• _REQUIRED TASK_: Return each line of the data below verbatim; pictures are to be left out.

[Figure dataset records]
____
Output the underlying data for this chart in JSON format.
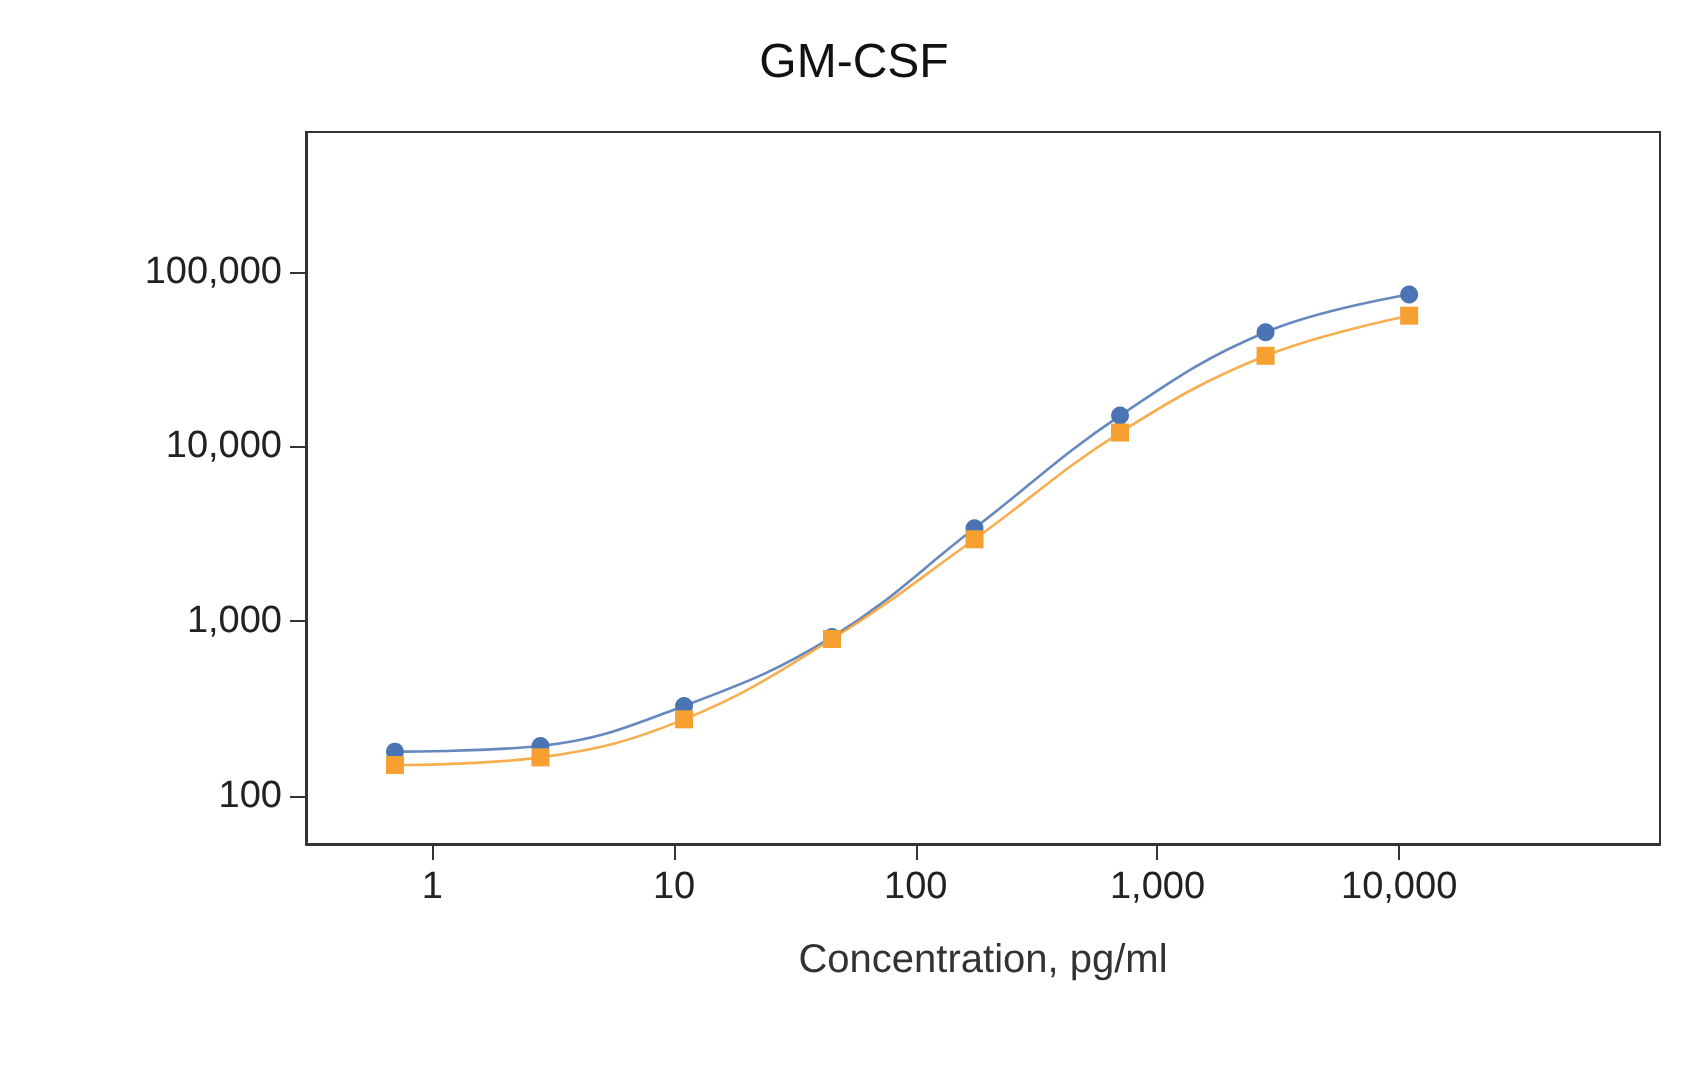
{
  "chart_data": {
    "type": "line",
    "title": "GM-CSF",
    "xlabel": "Concentration, pg/ml",
    "log": "xy",
    "grid": false,
    "xlim": [
      0.3,
      120000
    ],
    "xticks": [
      1,
      10,
      100,
      {
        "value": 1000,
        "label": "1,000"
      },
      {
        "value": 10000,
        "label": "10,000"
      }
    ],
    "ylim": [
      53,
      630000
    ],
    "yticks": [
      100,
      {
        "value": 1000,
        "label": "1,000"
      },
      {
        "value": 10000,
        "label": "10,000"
      },
      {
        "value": 100000,
        "label": "100,000"
      }
    ],
    "x": [
      0.7,
      2.8,
      11,
      45,
      175,
      700,
      2800,
      11000
    ],
    "series": [
      {
        "color": "#4a74b4",
        "marker": "circle",
        "values": [
          179,
          193,
          327,
          810,
          3400,
          15000,
          45000,
          74000
        ]
      },
      {
        "color": "#f5a031",
        "marker": "square",
        "values": [
          150,
          166,
          274,
          790,
          2940,
          12000,
          33000,
          56000
        ]
      }
    ]
  }
}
____
• _SOLUTION_:
Output the underlying data for this chart in JSON format.
{
  "chart_data": {
    "type": "line",
    "title": "GM-CSF",
    "xlabel": "Concentration, pg/ml",
    "log": "xy",
    "grid": false,
    "xlim": [
      0.3,
      120000
    ],
    "xticks": [
      1,
      10,
      100,
      {
        "value": 1000,
        "label": "1,000"
      },
      {
        "value": 10000,
        "label": "10,000"
      }
    ],
    "ylim": [
      53,
      630000
    ],
    "yticks": [
      100,
      {
        "value": 1000,
        "label": "1,000"
      },
      {
        "value": 10000,
        "label": "10,000"
      },
      {
        "value": 100000,
        "label": "100,000"
      }
    ],
    "x": [
      0.7,
      2.8,
      11,
      45,
      175,
      700,
      2800,
      11000
    ],
    "series": [
      {
        "color": "#4a74b4",
        "marker": "circle",
        "values": [
          179,
          193,
          327,
          810,
          3400,
          15000,
          45000,
          74000
        ]
      },
      {
        "color": "#f5a031",
        "marker": "square",
        "values": [
          150,
          166,
          274,
          790,
          2940,
          12000,
          33000,
          56000
        ]
      }
    ]
  }
}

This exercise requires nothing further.